DATA LISTING:
■ ■ ■

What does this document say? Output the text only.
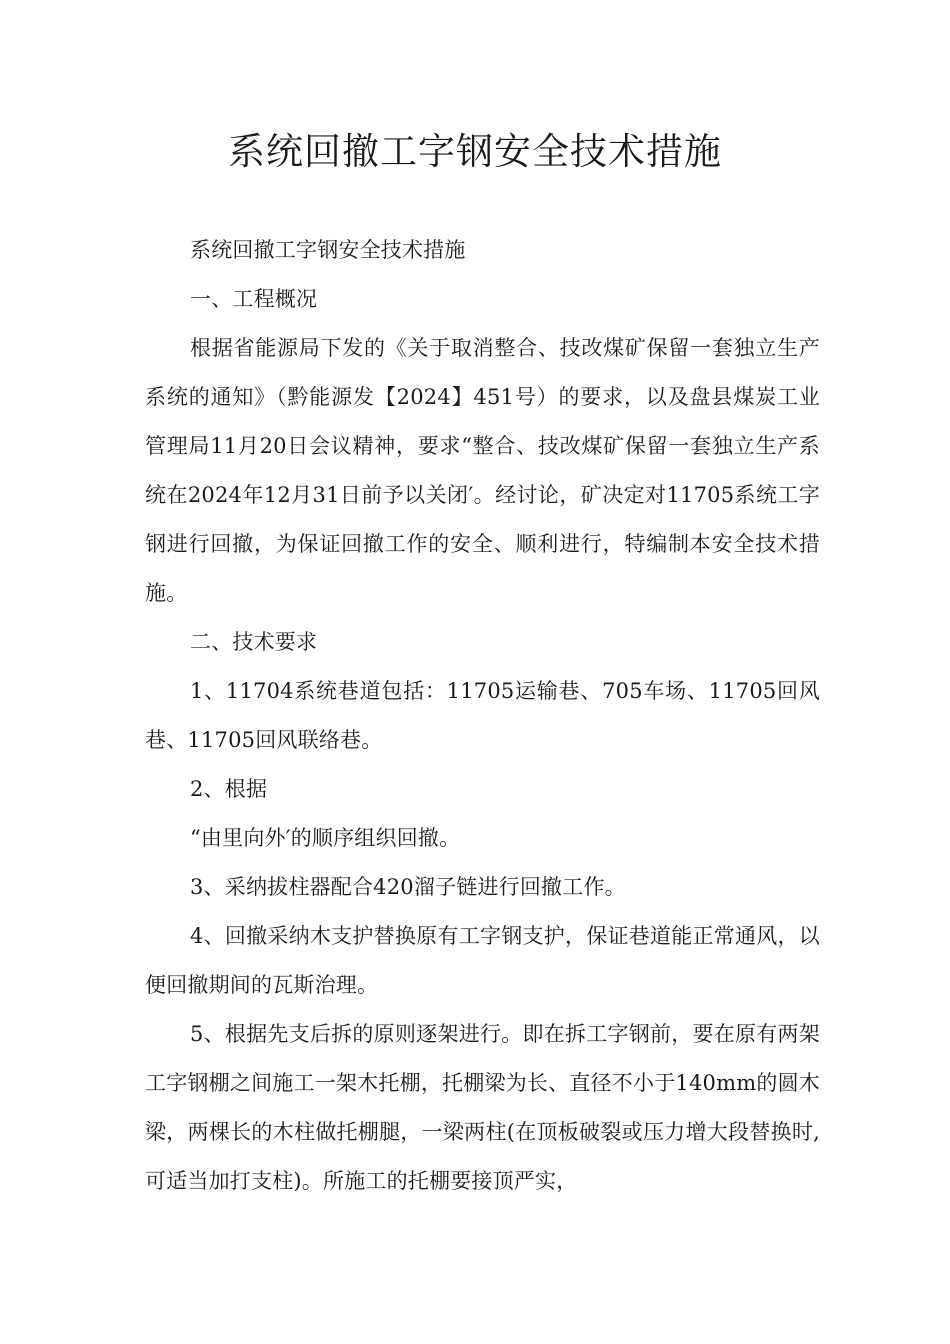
系统回撤工字钢安全技术措施

系统回撤工字钢安全技术措施

一、工程概况

根据省能源局下发的《关于取消整合、技改煤矿保留一套独立生产系统的通知》（黔能源发【2024】451号）的要求，以及盘县煤炭工业管理局11月20日会议精神，要求“整合、技改煤矿保留一套独立生产系统在2024年12月31日前予以关闭′。经讨论，矿决定对11705系统工字钢进行回撤，为保证回撤工作的安全、顺利进行，特编制本安全技术措施。

二、技术要求

1、11704系统巷道包括：11705运输巷、705车场、11705回风巷、11705回风联络巷。

2、根据

“由里向外′的顺序组织回撤。

3、采纳拔柱器配合420溜子链进行回撤工作。

4、回撤采纳木支护替换原有工字钢支护，保证巷道能正常通风，以便回撤期间的瓦斯治理。

5、根据先支后拆的原则逐架进行。即在拆工字钢前，要在原有两架工字钢棚之间施工一架木托棚，托棚梁为长、直径不小于140mm的圆木梁，两棵长的木柱做托棚腿，一梁两柱(在顶板破裂或压力增大段替换时,可适当加打支柱)。所施工的托棚要接顶严实，
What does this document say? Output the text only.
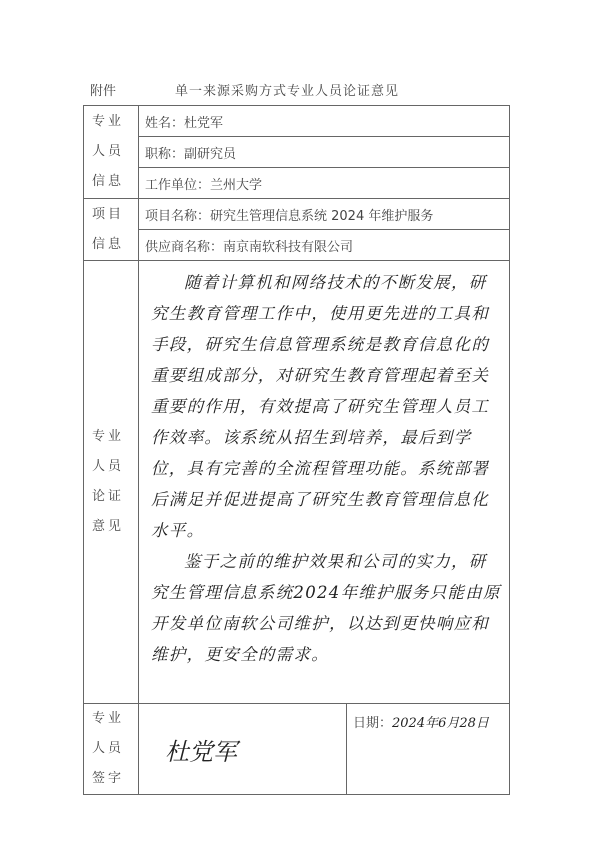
附件	单一来源采购方式专业人员论证意见
专业人员信息	姓名：杜党军	
	职称：副研究员	
	工作单位：兰州大学	
项目信息	项目名称：研究生管理信息系统 2024 年维护服务	
	供应商名称：南京南软科技有限公司	
专业人员论证意见	随着计算机和网络技术的不断发展，研究生教育管理工作中，使用更先进的工具和手段，研究生信息管理系统是教育信息化的重要组成部分，对研究生教育管理起着至关重要的作用，有效提高了研究生管理人员工作效率。该系统从招生到培养，最后到学位，具有完善的全流程管理功能。系统部署后满足并促进提高了研究生教育管理信息化水平。

鉴于之前的维护效果和公司的实力，研究生管理信息系统2024年维护服务只能由原开发单位南软公司维护，以达到更快响应和维护，更安全的需求。	

专业人员签字	杜党军	日期：2024年6月28日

■ ■ ■

WHAT THE TASK ASKS: The records above are to be quoted exactly, with all pictures left out.

ANSWER FOR THE TASK:
What does this document say? Output the text only.
系统回撤工字钢安全技术措施

系统回撤工字钢安全技术措施

一、工程概况

根据省能源局下发的《关于取消整合、技改煤矿保留一套独立生产系统的通知》（黔能源发【2024】451号）的要求，以及盘县煤炭工业管理局11月20日会议精神，要求“整合、技改煤矿保留一套独立生产系统在2024年12月31日前予以关闭′。经讨论，矿决定对11705系统工字钢进行回撤，为保证回撤工作的安全、顺利进行，特编制本安全技术措施。

二、技术要求

1、11704系统巷道包括：11705运输巷、705车场、11705回风巷、11705回风联络巷。

2、根据

“由里向外′的顺序组织回撤。

3、采纳拔柱器配合420溜子链进行回撤工作。

4、回撤采纳木支护替换原有工字钢支护，保证巷道能正常通风，以便回撤期间的瓦斯治理。

5、根据先支后拆的原则逐架进行。即在拆工字钢前，要在原有两架工字钢棚之间施工一架木托棚，托棚梁为长、直径不小于140mm的圆木梁，两棵长的木柱做托棚腿，一梁两柱(在顶板破裂或压力增大段替换时,可适当加打支柱)。所施工的托棚要接顶严实，
What does this document say? Output the text only.
附件	单一来源采购方式专业人员论证意见
专业人员信息	姓名：杜党军	
	职称：副研究员	
	工作单位：兰州大学	
项目信息	项目名称：研究生管理信息系统 2024 年维护服务	
	供应商名称：南京南软科技有限公司	
专业人员论证意见	随着计算机和网络技术的不断发展，研究生教育管理工作中，使用更先进的工具和手段，研究生信息管理系统是教育信息化的重要组成部分，对研究生教育管理起着至关重要的作用，有效提高了研究生管理人员工作效率。该系统从招生到培养，最后到学位，具有完善的全流程管理功能。系统部署后满足并促进提高了研究生教育管理信息化水平。

鉴于之前的维护效果和公司的实力，研究生管理信息系统2024年维护服务只能由原开发单位南软公司维护，以达到更快响应和维护，更安全的需求。	

专业人员签字	杜党军	日期：2024年6月28日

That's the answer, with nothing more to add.